Gespeicherte Dateneinträge:
_____
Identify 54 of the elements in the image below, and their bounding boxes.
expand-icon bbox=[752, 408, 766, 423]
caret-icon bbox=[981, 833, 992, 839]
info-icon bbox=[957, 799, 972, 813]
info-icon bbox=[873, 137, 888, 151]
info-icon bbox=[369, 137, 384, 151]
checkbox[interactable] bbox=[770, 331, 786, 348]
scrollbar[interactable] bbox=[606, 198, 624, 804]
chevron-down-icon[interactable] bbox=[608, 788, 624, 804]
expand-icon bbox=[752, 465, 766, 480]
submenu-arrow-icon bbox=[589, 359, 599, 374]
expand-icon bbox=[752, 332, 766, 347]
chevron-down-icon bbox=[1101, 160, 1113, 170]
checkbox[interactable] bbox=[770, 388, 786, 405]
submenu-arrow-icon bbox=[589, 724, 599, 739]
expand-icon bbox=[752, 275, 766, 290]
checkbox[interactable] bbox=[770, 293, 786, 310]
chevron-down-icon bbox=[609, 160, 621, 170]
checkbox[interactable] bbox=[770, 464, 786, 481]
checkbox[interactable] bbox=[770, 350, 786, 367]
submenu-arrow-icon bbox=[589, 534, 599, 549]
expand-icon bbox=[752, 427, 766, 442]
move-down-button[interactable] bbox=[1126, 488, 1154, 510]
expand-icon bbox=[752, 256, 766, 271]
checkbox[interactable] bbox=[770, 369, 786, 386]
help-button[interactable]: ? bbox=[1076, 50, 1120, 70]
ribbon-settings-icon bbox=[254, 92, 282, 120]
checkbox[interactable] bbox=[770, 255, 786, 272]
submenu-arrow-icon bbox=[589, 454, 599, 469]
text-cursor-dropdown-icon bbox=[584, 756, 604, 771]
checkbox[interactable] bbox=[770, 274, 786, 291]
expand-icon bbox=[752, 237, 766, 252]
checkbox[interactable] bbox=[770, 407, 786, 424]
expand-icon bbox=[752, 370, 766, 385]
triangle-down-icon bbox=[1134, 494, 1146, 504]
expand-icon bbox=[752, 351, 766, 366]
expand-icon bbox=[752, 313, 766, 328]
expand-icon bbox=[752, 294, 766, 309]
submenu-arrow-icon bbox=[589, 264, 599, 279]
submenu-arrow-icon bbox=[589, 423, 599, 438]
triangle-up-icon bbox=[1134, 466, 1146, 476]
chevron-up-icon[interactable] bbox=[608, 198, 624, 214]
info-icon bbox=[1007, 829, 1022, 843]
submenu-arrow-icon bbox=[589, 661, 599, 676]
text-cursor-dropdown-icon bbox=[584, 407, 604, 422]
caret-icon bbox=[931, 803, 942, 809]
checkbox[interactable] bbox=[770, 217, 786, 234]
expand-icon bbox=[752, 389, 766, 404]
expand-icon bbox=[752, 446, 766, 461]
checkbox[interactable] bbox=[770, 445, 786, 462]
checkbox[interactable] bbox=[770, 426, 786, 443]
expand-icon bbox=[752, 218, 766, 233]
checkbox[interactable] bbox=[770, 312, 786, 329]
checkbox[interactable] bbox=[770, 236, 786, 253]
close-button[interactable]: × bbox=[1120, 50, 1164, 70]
_____
**AUFGABENSTELLUNG**
Gib das gesamte Material oben Zeile für Zeile unverändert wieder.

**LÖSUNG**
Identify 54 of the elements in the image below, and their bounding boxes.
expand-icon bbox=[752, 408, 766, 423]
caret-icon bbox=[981, 833, 992, 839]
info-icon bbox=[957, 799, 972, 813]
info-icon bbox=[873, 137, 888, 151]
info-icon bbox=[369, 137, 384, 151]
checkbox[interactable] bbox=[770, 331, 786, 348]
scrollbar[interactable] bbox=[606, 198, 624, 804]
chevron-down-icon[interactable] bbox=[608, 788, 624, 804]
expand-icon bbox=[752, 465, 766, 480]
submenu-arrow-icon bbox=[589, 359, 599, 374]
expand-icon bbox=[752, 332, 766, 347]
chevron-down-icon bbox=[1101, 160, 1113, 170]
checkbox[interactable] bbox=[770, 388, 786, 405]
submenu-arrow-icon bbox=[589, 724, 599, 739]
expand-icon bbox=[752, 275, 766, 290]
checkbox[interactable] bbox=[770, 293, 786, 310]
chevron-down-icon bbox=[609, 160, 621, 170]
checkbox[interactable] bbox=[770, 464, 786, 481]
checkbox[interactable] bbox=[770, 350, 786, 367]
submenu-arrow-icon bbox=[589, 534, 599, 549]
expand-icon bbox=[752, 427, 766, 442]
move-down-button[interactable] bbox=[1126, 488, 1154, 510]
expand-icon bbox=[752, 256, 766, 271]
checkbox[interactable] bbox=[770, 369, 786, 386]
help-button[interactable]: ? bbox=[1076, 50, 1120, 70]
ribbon-settings-icon bbox=[254, 92, 282, 120]
checkbox[interactable] bbox=[770, 255, 786, 272]
submenu-arrow-icon bbox=[589, 454, 599, 469]
text-cursor-dropdown-icon bbox=[584, 756, 604, 771]
checkbox[interactable] bbox=[770, 274, 786, 291]
expand-icon bbox=[752, 237, 766, 252]
checkbox[interactable] bbox=[770, 407, 786, 424]
expand-icon bbox=[752, 370, 766, 385]
triangle-down-icon bbox=[1134, 494, 1146, 504]
expand-icon bbox=[752, 351, 766, 366]
expand-icon bbox=[752, 313, 766, 328]
expand-icon bbox=[752, 294, 766, 309]
submenu-arrow-icon bbox=[589, 264, 599, 279]
submenu-arrow-icon bbox=[589, 423, 599, 438]
triangle-up-icon bbox=[1134, 466, 1146, 476]
chevron-up-icon[interactable] bbox=[608, 198, 624, 214]
info-icon bbox=[1007, 829, 1022, 843]
submenu-arrow-icon bbox=[589, 661, 599, 676]
text-cursor-dropdown-icon bbox=[584, 407, 604, 422]
caret-icon bbox=[931, 803, 942, 809]
checkbox[interactable] bbox=[770, 217, 786, 234]
expand-icon bbox=[752, 389, 766, 404]
expand-icon bbox=[752, 446, 766, 461]
checkbox[interactable] bbox=[770, 445, 786, 462]
checkbox[interactable] bbox=[770, 426, 786, 443]
expand-icon bbox=[752, 218, 766, 233]
checkbox[interactable] bbox=[770, 312, 786, 329]
checkbox[interactable] bbox=[770, 236, 786, 253]
close-button[interactable]: × bbox=[1120, 50, 1164, 70]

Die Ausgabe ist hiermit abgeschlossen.